# [REQUIREMENTS]
Please write the listing below out again exactly, leaving every picture behind.

# [DATASET EXCERPTS]
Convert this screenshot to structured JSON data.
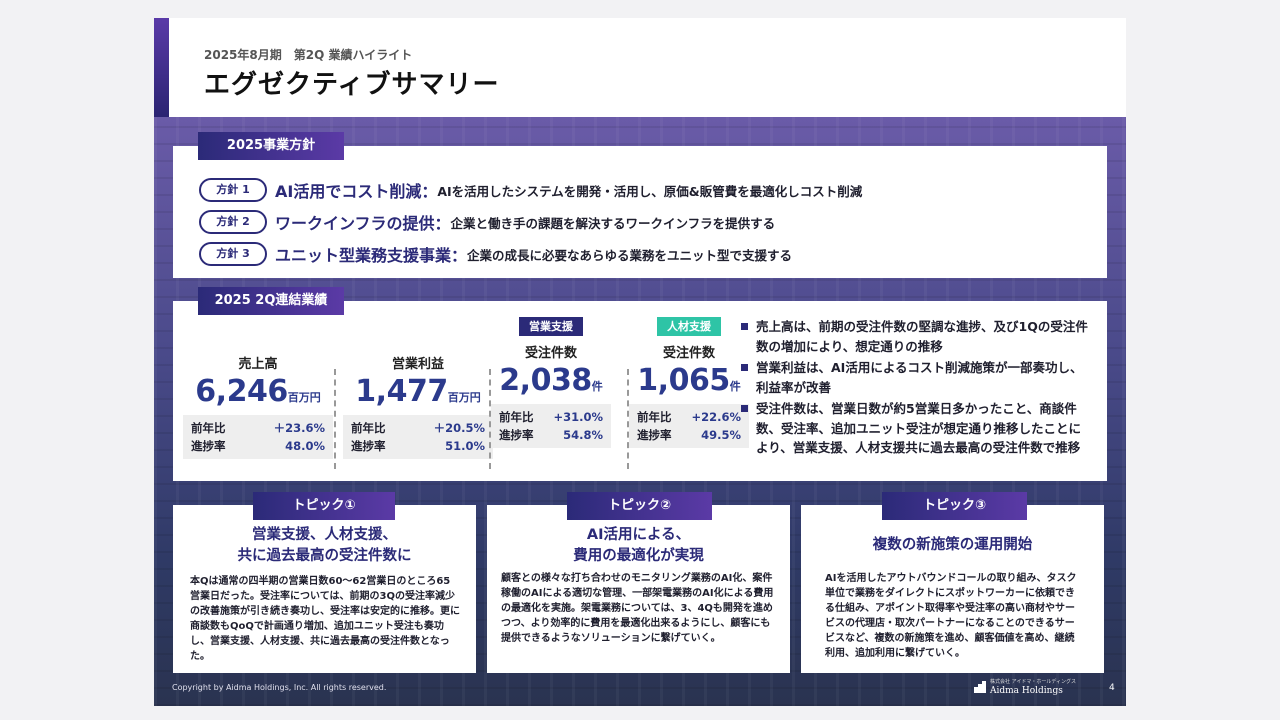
{
  "header": {
    "subtitle": "2025年8月期　第2Q 業績ハイライト",
    "title": "エグゼクティブサマリー"
  },
  "policy": {
    "tab": "2025事業方針",
    "items": [
      {
        "pill": "方針 1",
        "head": "AI活用でコスト削減：",
        "desc": "AIを活用したシステムを開発・活用し、原価&販管費を最適化しコスト削減"
      },
      {
        "pill": "方針 2",
        "head": "ワークインフラの提供：",
        "desc": "企業と働き手の課題を解決するワークインフラを提供する"
      },
      {
        "pill": "方針 3",
        "head": "ユニット型業務支援事業：",
        "desc": "企業の成長に必要なあらゆる業務をユニット型で支援する"
      }
    ]
  },
  "results": {
    "tab": "2025 2Q連結業績",
    "kpis": [
      {
        "badge": "",
        "label": "売上高",
        "value": "6,246",
        "unit": "百万円",
        "yoy_label": "前年比",
        "yoy": "＋23.6%",
        "progress_label": "進捗率",
        "progress": "48.0%"
      },
      {
        "badge": "",
        "label": "営業利益",
        "value": "1,477",
        "unit": "百万円",
        "yoy_label": "前年比",
        "yoy": "＋20.5%",
        "progress_label": "進捗率",
        "progress": "51.0%"
      },
      {
        "badge": "営業支援",
        "label": "受注件数",
        "value": "2,038",
        "unit": "件",
        "yoy_label": "前年比",
        "yoy": "+31.0%",
        "progress_label": "進捗率",
        "progress": "54.8%"
      },
      {
        "badge": "人材支援",
        "label": "受注件数",
        "value": "1,065",
        "unit": "件",
        "yoy_label": "前年比",
        "yoy": "+22.6%",
        "progress_label": "進捗率",
        "progress": "49.5%"
      }
    ],
    "badge_colors": [
      "#2b2a78",
      "#2ec4a6"
    ],
    "bullets": [
      "売上高は、前期の受注件数の堅調な進捗、及び1Qの受注件数の増加により、想定通りの推移",
      "営業利益は、AI活用によるコスト削減施策が一部奏功し、利益率が改善",
      "受注件数は、営業日数が約5営業日多かったこと、商談件数、受注率、追加ユニット受注が想定通り推移したことにより、営業支援、人材支援共に過去最高の受注件数で推移"
    ]
  },
  "topics": [
    {
      "tab": "トピック①",
      "head_line1": "営業支援、人材支援、",
      "head_line2": "共に過去最高の受注件数に",
      "body": "本Qは通常の四半期の営業日数60～62営業日のところ65営業日だった。受注率については、前期の3Qの受注率減少の改善施策が引き続き奏功し、受注率は安定的に推移。更に商談数もQoQで計画通り増加、追加ユニット受注も奏功し、営業支援、人材支援、共に過去最高の受注件数となった。"
    },
    {
      "tab": "トピック②",
      "head_line1": "AI活用による、",
      "head_line2": "費用の最適化が実現",
      "body": "顧客との様々な打ち合わせのモニタリング業務のAI化、案件稼働のAIによる適切な管理、一部架電業務のAI化による費用の最適化を実施。架電業務については、3、4Qも開発を進めつつ、より効率的に費用を最適化出来るようにし、顧客にも提供できるようなソリューションに繋げていく。"
    },
    {
      "tab": "トピック③",
      "head_line1": "複数の新施策の運用開始",
      "head_line2": "",
      "body": "AIを活用したアウトバウンドコールの取り組み、タスク単位で業務をダイレクトにスポットワーカーに依頼できる仕組み、アポイント取得率や受注率の高い商材やサービスの代理店・取次パートナーになることのできるサービスなど、複数の新施策を進め、顧客価値を高め、継続利用、追加利用に繋げていく。"
    }
  ],
  "footer": {
    "copyright": "Copyright by Aidma Holdings, Inc. All rights reserved.",
    "logo_small": "株式会社 アイドマ・ホールディングス",
    "logo_name": "Aidma Holdings",
    "page": "4"
  }
}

# [RESPONSE TO THIS TASK]
Convert this screenshot to structured JSON data.
{
  "header": {
    "subtitle": "2025年8月期　第2Q 業績ハイライト",
    "title": "エグゼクティブサマリー"
  },
  "policy": {
    "tab": "2025事業方針",
    "items": [
      {
        "pill": "方針 1",
        "head": "AI活用でコスト削減：",
        "desc": "AIを活用したシステムを開発・活用し、原価&販管費を最適化しコスト削減"
      },
      {
        "pill": "方針 2",
        "head": "ワークインフラの提供：",
        "desc": "企業と働き手の課題を解決するワークインフラを提供する"
      },
      {
        "pill": "方針 3",
        "head": "ユニット型業務支援事業：",
        "desc": "企業の成長に必要なあらゆる業務をユニット型で支援する"
      }
    ]
  },
  "results": {
    "tab": "2025 2Q連結業績",
    "kpis": [
      {
        "badge": "",
        "label": "売上高",
        "value": "6,246",
        "unit": "百万円",
        "yoy_label": "前年比",
        "yoy": "＋23.6%",
        "progress_label": "進捗率",
        "progress": "48.0%"
      },
      {
        "badge": "",
        "label": "営業利益",
        "value": "1,477",
        "unit": "百万円",
        "yoy_label": "前年比",
        "yoy": "＋20.5%",
        "progress_label": "進捗率",
        "progress": "51.0%"
      },
      {
        "badge": "営業支援",
        "label": "受注件数",
        "value": "2,038",
        "unit": "件",
        "yoy_label": "前年比",
        "yoy": "+31.0%",
        "progress_label": "進捗率",
        "progress": "54.8%"
      },
      {
        "badge": "人材支援",
        "label": "受注件数",
        "value": "1,065",
        "unit": "件",
        "yoy_label": "前年比",
        "yoy": "+22.6%",
        "progress_label": "進捗率",
        "progress": "49.5%"
      }
    ],
    "badge_colors": [
      "#2b2a78",
      "#2ec4a6"
    ],
    "bullets": [
      "売上高は、前期の受注件数の堅調な進捗、及び1Qの受注件数の増加により、想定通りの推移",
      "営業利益は、AI活用によるコスト削減施策が一部奏功し、利益率が改善",
      "受注件数は、営業日数が約5営業日多かったこと、商談件数、受注率、追加ユニット受注が想定通り推移したことにより、営業支援、人材支援共に過去最高の受注件数で推移"
    ]
  },
  "topics": [
    {
      "tab": "トピック①",
      "head_line1": "営業支援、人材支援、",
      "head_line2": "共に過去最高の受注件数に",
      "body": "本Qは通常の四半期の営業日数60～62営業日のところ65営業日だった。受注率については、前期の3Qの受注率減少の改善施策が引き続き奏功し、受注率は安定的に推移。更に商談数もQoQで計画通り増加、追加ユニット受注も奏功し、営業支援、人材支援、共に過去最高の受注件数となった。"
    },
    {
      "tab": "トピック②",
      "head_line1": "AI活用による、",
      "head_line2": "費用の最適化が実現",
      "body": "顧客との様々な打ち合わせのモニタリング業務のAI化、案件稼働のAIによる適切な管理、一部架電業務のAI化による費用の最適化を実施。架電業務については、3、4Qも開発を進めつつ、より効率的に費用を最適化出来るようにし、顧客にも提供できるようなソリューションに繋げていく。"
    },
    {
      "tab": "トピック③",
      "head_line1": "複数の新施策の運用開始",
      "head_line2": "",
      "body": "AIを活用したアウトバウンドコールの取り組み、タスク単位で業務をダイレクトにスポットワーカーに依頼できる仕組み、アポイント取得率や受注率の高い商材やサービスの代理店・取次パートナーになることのできるサービスなど、複数の新施策を進め、顧客価値を高め、継続利用、追加利用に繋げていく。"
    }
  ],
  "footer": {
    "copyright": "Copyright by Aidma Holdings, Inc. All rights reserved.",
    "logo_small": "株式会社 アイドマ・ホールディングス",
    "logo_name": "Aidma Holdings",
    "page": "4"
  }
}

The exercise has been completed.